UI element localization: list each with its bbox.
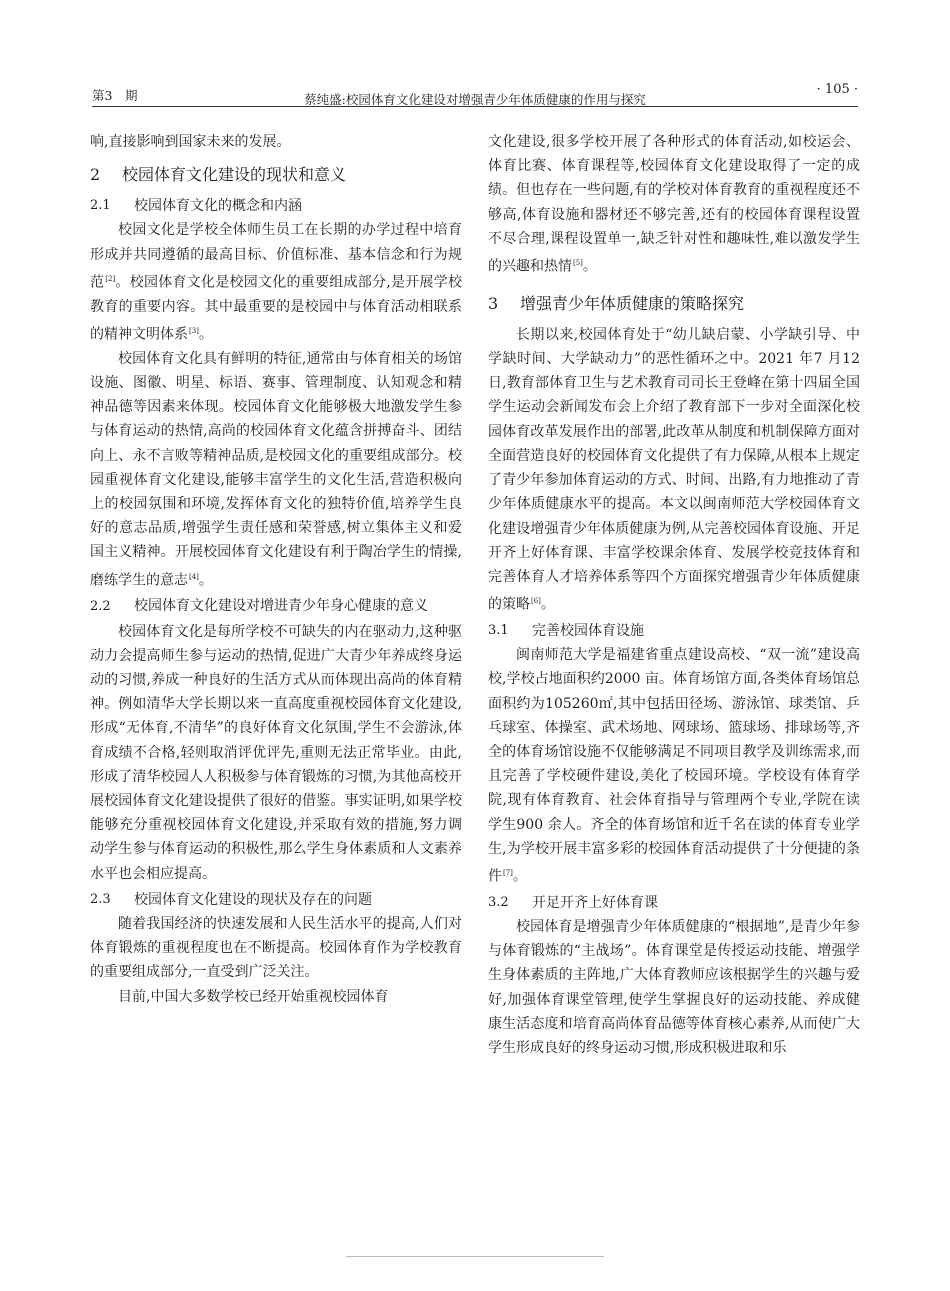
subsection-title: 校园体育文化建设对增进青少年身心健康的意义 — [134, 598, 428, 615]
citation: [2] — [105, 274, 116, 283]
paragraph-text: 校园体育文化具有鲜明的特征,通常由与体育相关的场馆设施、图徽、明星、标语、赛事、管理制度、认知观念和精神品德等因素来体现。校园体育文化能够极大地激发学生参与体育运动的热情,高尚的校园体育文化蕴含拼搏奋斗、团结向上、永不言败等精神品质,是校园文化的重要组成部分。校园重视体育文化建设,能够丰富学生的文化生活,营造积极向上的校园氛围和环境,发挥体育文化的独特价值,培养学生良好的意志品质,增强学生责任感和荣誉感,树立集体主义和爱国主义精神。开展校园体育文化建设有利于陶冶学生的情操,磨练学生的意志 — [90, 350, 462, 589]
paragraph-end: 。 — [582, 258, 597, 275]
running-header — [92, 80, 858, 107]
paragraph — [488, 643, 860, 889]
subsection-title: 开足开齐上好体育课 — [532, 894, 658, 911]
paragraph-end: 。 — [198, 572, 213, 589]
paragraph — [488, 130, 860, 279]
paragraph: 响,直接影响到国家未来的发展。 — [90, 134, 291, 150]
section-heading — [90, 160, 462, 190]
paragraph-end: 。 — [540, 596, 555, 613]
paragraph-text: 文化建设,很多学校开展了各种形式的体育活动,如校运会、体育比赛、体育课程等,校园体育文化建设取得了一定的成绩。但也存在一些问题,有的学校对体育教育的重视程度还不够高,体育设施和器材还不够完善,还有的校园体育课程设置不尽合理,课程设置单一,缺乏针对性和趣味性,难以激发学生的兴趣和热情 — [488, 134, 860, 275]
running-title: 蔡纯盛:校园体育文化建设对增强青少年体质健康的作用与探究 — [304, 92, 646, 107]
section-title: 校园体育文化建设的现状和意义 — [122, 165, 347, 185]
citation: [6] — [531, 597, 541, 606]
left-column — [90, 130, 462, 1009]
paragraph-text: 。校园体育文化是校园文化的重要组成部分,是开展学校教育的重要内容。其中最重要的是校园中与体育活动相联系的精神文明体系 — [90, 274, 463, 343]
subsection-number: 2.3 — [90, 891, 111, 907]
subsection-number: 2.1 — [90, 198, 111, 214]
paragraph-text: 校园文化是学校全体师生员工在长期的办学过程中培育形成并共同遵循的最高目标、价值标准、基本信念和行为规范 — [90, 222, 462, 291]
subsection-heading — [90, 194, 462, 218]
issue-number: 第3 期 — [92, 88, 138, 103]
subsection-heading — [90, 594, 462, 619]
subsection-number: 2.2 — [90, 599, 111, 615]
paragraph: 随着我国经济的快速发展和人民生活水平的提高,人们对体育锻炼的重视程度也在不断提高。校园体育作为学校教育的重要组成部分,一直受到广泛关注。 — [90, 916, 462, 981]
right-column — [488, 130, 860, 1060]
paragraph: 校园体育是增强青少年体质健康的“根据地”,是青少年参与体育锻炼的“主战场”。体育课堂是传授运动技能、增强学生身体素质的主阵地,广大体育教师应该根据学生的兴趣与爱好,加强体育课堂管理,使学生掌握良好的运动技能、养成健康生活态度和培育高尚体育品德等体育核心素养,从而使广大学生形成良好的终身运动习惯,形成积极进取和乐 — [488, 919, 860, 1057]
citation: [7] — [503, 869, 513, 877]
paragraph — [488, 323, 860, 617]
footer-rule — [346, 1256, 604, 1257]
citation: [5] — [573, 259, 583, 268]
paragraph-text: 长期以来,校园体育处于“幼儿缺启蒙、小学缺引导、中学缺时间、大学缺动力”的恶性循环之中。2021 年7 月12 日,教育部体育卫生与艺术教育司司长王登峰在第十四届全国学生运动会新闻发布会上介绍了教育部下一步对全面深化校园体育改革发展作出的部署,此改革从制度和机制保障方面对全面营造良好的校园体育文化提供了有力保障,从根本上规定了青少年参加体育运动的方式、时间、出路,有力地推动了青少年体质健康水平的提高。本文以闽南师范大学校园体育文化建设增强青少年体质健康为例,从完善校园体育设施、开足开齐上好体育课、丰富学校课余体育、发展学校竞技体育和完善体育人才培养体系等四个方面探究增强青少年体质健康的策略 — [488, 326, 860, 613]
section-heading — [488, 289, 860, 319]
paragraph — [90, 347, 462, 593]
citation: [3] — [189, 326, 199, 335]
section-number: 2 — [90, 165, 101, 185]
subsection-heading — [488, 891, 860, 915]
page-number: · 105 · — [816, 82, 858, 97]
section-number: 3 — [488, 293, 499, 313]
paragraph: 目前,中国大多数学校已经开始重视校园体育 — [118, 988, 389, 1005]
subsection-heading — [90, 888, 462, 912]
subsection-title: 校园体育文化建设的现状及存在的问题 — [134, 891, 372, 908]
paragraph-end: 。 — [512, 868, 527, 885]
section-title: 增强青少年体质健康的策略探究 — [520, 293, 745, 313]
subsection-title: 校园体育文化的概念和内涵 — [134, 198, 302, 215]
paragraph-end: 。 — [198, 326, 213, 343]
paragraph-text: 闽南师范大学是福建省重点建设高校、“双一流”建设高校,学校占地面积约2000 亩。体育场馆方面,各类体育场馆总面积约为105260㎡,其中包括田径场、游泳馆、球类馆、乒乓球室、体操室、武术场地、网球场、篮球场、排球场等,齐全的体育场馆设施不仅能够满足不同项目教学及训练需求,而且完善了学校硬件建设,美化了校园环境。学校设有体育学院,现有体育教育、社会体育指导与管理两个专业,学院在读学生900 余人。齐全的体育场馆和近千名在读的体育专业学生,为学校开展丰富多彩的校园体育活动提供了十分便捷的条件 — [488, 647, 860, 885]
paragraph: 校园体育文化是每所学校不可缺失的内在驱动力,这种驱动力会提高师生参与运动的热情,促进广大青少年养成终身运动的习惯,养成一种良好的生活方式从而体现出高尚的体育精神。例如清华大学长期以来一直高度重视校园体育文化建设,形成“无体育,不清华”的良好体育文化氛围,学生不会游泳,体育成绩不合格,轻则取消评优评先,重则无法正常毕业。由此,形成了清华校园人人积极参与体育锻炼的习惯,为其他高校开展校园体育文化建设提供了很好的借鉴。事实证明,如果学校能够充分重视校园体育文化建设,并采取有效的措施,努力调动学生参与体育运动的积极性,那么学生身体素质和人文素养水平也会相应提高。 — [90, 623, 462, 882]
subsection-number: 3.2 — [488, 894, 509, 910]
subsection-title: 完善校园体育设施 — [532, 622, 644, 639]
subsection-number: 3.1 — [488, 622, 509, 638]
subsection-heading — [488, 619, 860, 643]
paragraph — [90, 218, 462, 346]
citation: [4] — [189, 572, 199, 581]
++++
_THE REQUEST_
Change every "subsection-heading" in all the lines above to "subsection-header", and write the lines out again with nothing else altered. Leave the picture out of your answer.

_TASK OUTPUT_
UI element localization: list each with its bbox.
subsection-title: 校园体育文化建设对增进青少年身心健康的意义 — [134, 598, 428, 615]
citation: [2] — [105, 274, 116, 283]
paragraph-text: 校园体育文化具有鲜明的特征,通常由与体育相关的场馆设施、图徽、明星、标语、赛事、管理制度、认知观念和精神品德等因素来体现。校园体育文化能够极大地激发学生参与体育运动的热情,高尚的校园体育文化蕴含拼搏奋斗、团结向上、永不言败等精神品质,是校园文化的重要组成部分。校园重视体育文化建设,能够丰富学生的文化生活,营造积极向上的校园氛围和环境,发挥体育文化的独特价值,培养学生良好的意志品质,增强学生责任感和荣誉感,树立集体主义和爱国主义精神。开展校园体育文化建设有利于陶冶学生的情操,磨练学生的意志 — [90, 350, 462, 589]
paragraph-end: 。 — [582, 258, 597, 275]
running-header — [92, 80, 858, 107]
paragraph — [488, 643, 860, 889]
subsection-title: 开足开齐上好体育课 — [532, 894, 658, 911]
paragraph-end: 。 — [198, 572, 213, 589]
paragraph — [488, 130, 860, 279]
paragraph: 响,直接影响到国家未来的发展。 — [90, 134, 291, 150]
section-heading — [90, 160, 462, 190]
paragraph-end: 。 — [540, 596, 555, 613]
paragraph-text: 文化建设,很多学校开展了各种形式的体育活动,如校运会、体育比赛、体育课程等,校园体育文化建设取得了一定的成绩。但也存在一些问题,有的学校对体育教育的重视程度还不够高,体育设施和器材还不够完善,还有的校园体育课程设置不尽合理,课程设置单一,缺乏针对性和趣味性,难以激发学生的兴趣和热情 — [488, 134, 860, 275]
running-title: 蔡纯盛:校园体育文化建设对增强青少年体质健康的作用与探究 — [304, 92, 646, 107]
section-title: 校园体育文化建设的现状和意义 — [122, 165, 347, 185]
citation: [6] — [531, 597, 541, 606]
left-column — [90, 130, 462, 1009]
paragraph-text: 。校园体育文化是校园文化的重要组成部分,是开展学校教育的重要内容。其中最重要的是校园中与体育活动相联系的精神文明体系 — [90, 274, 463, 343]
subsection-number: 2.3 — [90, 891, 111, 907]
subsection-number: 2.1 — [90, 198, 111, 214]
paragraph-text: 校园文化是学校全体师生员工在长期的办学过程中培育形成并共同遵循的最高目标、价值标准、基本信念和行为规范 — [90, 222, 462, 291]
subsection-header — [90, 194, 462, 218]
issue-number: 第3 期 — [92, 88, 138, 103]
subsection-header — [90, 594, 462, 619]
subsection-number: 2.2 — [90, 599, 111, 615]
paragraph: 随着我国经济的快速发展和人民生活水平的提高,人们对体育锻炼的重视程度也在不断提高。校园体育作为学校教育的重要组成部分,一直受到广泛关注。 — [90, 916, 462, 981]
right-column — [488, 130, 860, 1060]
paragraph: 校园体育是增强青少年体质健康的“根据地”,是青少年参与体育锻炼的“主战场”。体育课堂是传授运动技能、增强学生身体素质的主阵地,广大体育教师应该根据学生的兴趣与爱好,加强体育课堂管理,使学生掌握良好的运动技能、养成健康生活态度和培育高尚体育品德等体育核心素养,从而使广大学生形成良好的终身运动习惯,形成积极进取和乐 — [488, 919, 860, 1057]
citation: [7] — [503, 869, 513, 877]
paragraph — [488, 323, 860, 617]
footer-rule — [346, 1256, 604, 1257]
citation: [5] — [573, 259, 583, 268]
paragraph-text: 长期以来,校园体育处于“幼儿缺启蒙、小学缺引导、中学缺时间、大学缺动力”的恶性循环之中。2021 年7 月12 日,教育部体育卫生与艺术教育司司长王登峰在第十四届全国学生运动会新闻发布会上介绍了教育部下一步对全面深化校园体育改革发展作出的部署,此改革从制度和机制保障方面对全面营造良好的校园体育文化提供了有力保障,从根本上规定了青少年参加体育运动的方式、时间、出路,有力地推动了青少年体质健康水平的提高。本文以闽南师范大学校园体育文化建设增强青少年体质健康为例,从完善校园体育设施、开足开齐上好体育课、丰富学校课余体育、发展学校竞技体育和完善体育人才培养体系等四个方面探究增强青少年体质健康的策略 — [488, 326, 860, 613]
section-heading — [488, 289, 860, 319]
paragraph — [90, 347, 462, 593]
citation: [3] — [189, 326, 199, 335]
section-number: 2 — [90, 165, 101, 185]
subsection-header — [488, 891, 860, 915]
page-number: · 105 · — [816, 82, 858, 97]
section-number: 3 — [488, 293, 499, 313]
paragraph: 目前,中国大多数学校已经开始重视校园体育 — [118, 988, 389, 1005]
subsection-header — [90, 888, 462, 912]
subsection-title: 校园体育文化建设的现状及存在的问题 — [134, 891, 372, 908]
paragraph-end: 。 — [512, 868, 527, 885]
section-title: 增强青少年体质健康的策略探究 — [520, 293, 745, 313]
subsection-title: 校园体育文化的概念和内涵 — [134, 198, 302, 215]
paragraph-end: 。 — [198, 326, 213, 343]
paragraph-text: 闽南师范大学是福建省重点建设高校、“双一流”建设高校,学校占地面积约2000 亩。体育场馆方面,各类体育场馆总面积约为105260㎡,其中包括田径场、游泳馆、球类馆、乒乓球室、体操室、武术场地、网球场、篮球场、排球场等,齐全的体育场馆设施不仅能够满足不同项目教学及训练需求,而且完善了学校硬件建设,美化了校园环境。学校设有体育学院,现有体育教育、社会体育指导与管理两个专业,学院在读学生900 余人。齐全的体育场馆和近千名在读的体育专业学生,为学校开展丰富多彩的校园体育活动提供了十分便捷的条件 — [488, 647, 860, 885]
paragraph: 校园体育文化是每所学校不可缺失的内在驱动力,这种驱动力会提高师生参与运动的热情,促进广大青少年养成终身运动的习惯,养成一种良好的生活方式从而体现出高尚的体育精神。例如清华大学长期以来一直高度重视校园体育文化建设,形成“无体育,不清华”的良好体育文化氛围,学生不会游泳,体育成绩不合格,轻则取消评优评先,重则无法正常毕业。由此,形成了清华校园人人积极参与体育锻炼的习惯,为其他高校开展校园体育文化建设提供了很好的借鉴。事实证明,如果学校能够充分重视校园体育文化建设,并采取有效的措施,努力调动学生参与体育运动的积极性,那么学生身体素质和人文素养水平也会相应提高。 — [90, 623, 462, 882]
subsection-number: 3.2 — [488, 894, 509, 910]
subsection-title: 完善校园体育设施 — [532, 622, 644, 639]
subsection-number: 3.1 — [488, 622, 509, 638]
subsection-header — [488, 619, 860, 643]
paragraph — [90, 218, 462, 346]
citation: [4] — [189, 572, 199, 581]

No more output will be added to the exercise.